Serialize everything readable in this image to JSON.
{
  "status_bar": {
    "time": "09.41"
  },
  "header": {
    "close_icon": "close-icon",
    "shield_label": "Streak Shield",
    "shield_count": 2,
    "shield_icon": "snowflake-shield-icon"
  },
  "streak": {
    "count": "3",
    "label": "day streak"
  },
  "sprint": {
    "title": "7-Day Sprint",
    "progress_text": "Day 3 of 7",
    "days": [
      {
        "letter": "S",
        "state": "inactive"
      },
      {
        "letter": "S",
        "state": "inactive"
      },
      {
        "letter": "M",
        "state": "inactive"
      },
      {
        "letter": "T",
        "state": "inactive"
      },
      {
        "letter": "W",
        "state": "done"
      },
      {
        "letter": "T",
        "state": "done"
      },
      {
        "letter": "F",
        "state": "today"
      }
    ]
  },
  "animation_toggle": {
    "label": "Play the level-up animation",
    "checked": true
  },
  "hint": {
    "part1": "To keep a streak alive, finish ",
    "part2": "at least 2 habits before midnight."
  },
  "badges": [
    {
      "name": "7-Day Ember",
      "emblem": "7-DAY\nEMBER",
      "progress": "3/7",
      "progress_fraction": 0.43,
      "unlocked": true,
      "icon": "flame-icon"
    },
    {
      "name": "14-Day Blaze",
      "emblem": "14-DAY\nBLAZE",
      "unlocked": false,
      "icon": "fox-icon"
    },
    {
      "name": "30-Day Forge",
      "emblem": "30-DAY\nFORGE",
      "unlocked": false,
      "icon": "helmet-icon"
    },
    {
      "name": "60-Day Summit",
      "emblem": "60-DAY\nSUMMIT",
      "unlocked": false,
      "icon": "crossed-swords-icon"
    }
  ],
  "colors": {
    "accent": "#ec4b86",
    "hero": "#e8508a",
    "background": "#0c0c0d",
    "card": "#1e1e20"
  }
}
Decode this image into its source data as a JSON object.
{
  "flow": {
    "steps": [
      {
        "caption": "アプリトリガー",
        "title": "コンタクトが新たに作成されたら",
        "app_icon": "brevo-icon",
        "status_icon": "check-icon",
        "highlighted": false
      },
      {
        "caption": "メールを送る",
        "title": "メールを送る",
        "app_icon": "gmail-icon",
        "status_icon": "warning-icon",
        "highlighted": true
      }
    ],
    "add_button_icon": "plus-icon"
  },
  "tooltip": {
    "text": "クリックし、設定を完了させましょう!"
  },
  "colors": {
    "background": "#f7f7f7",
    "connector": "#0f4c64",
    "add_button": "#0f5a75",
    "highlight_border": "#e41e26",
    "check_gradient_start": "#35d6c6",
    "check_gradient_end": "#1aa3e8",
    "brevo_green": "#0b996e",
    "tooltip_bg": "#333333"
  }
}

.....

EXERCISE AIM
Extract every line above that contains the word "icon".

EXERCISE OUTPUT
    "close_icon": "close-icon",
    "shield_icon": "snowflake-shield-icon"
      "icon": "flame-icon"
      "icon": "fox-icon"
      "icon": "helmet-icon"
      "icon": "crossed-swords-icon"
        "app_icon": "brevo-icon",
        "status_icon": "check-icon",
        "app_icon": "gmail-icon",
        "status_icon": "warning-icon",
    "add_button_icon": "plus-icon"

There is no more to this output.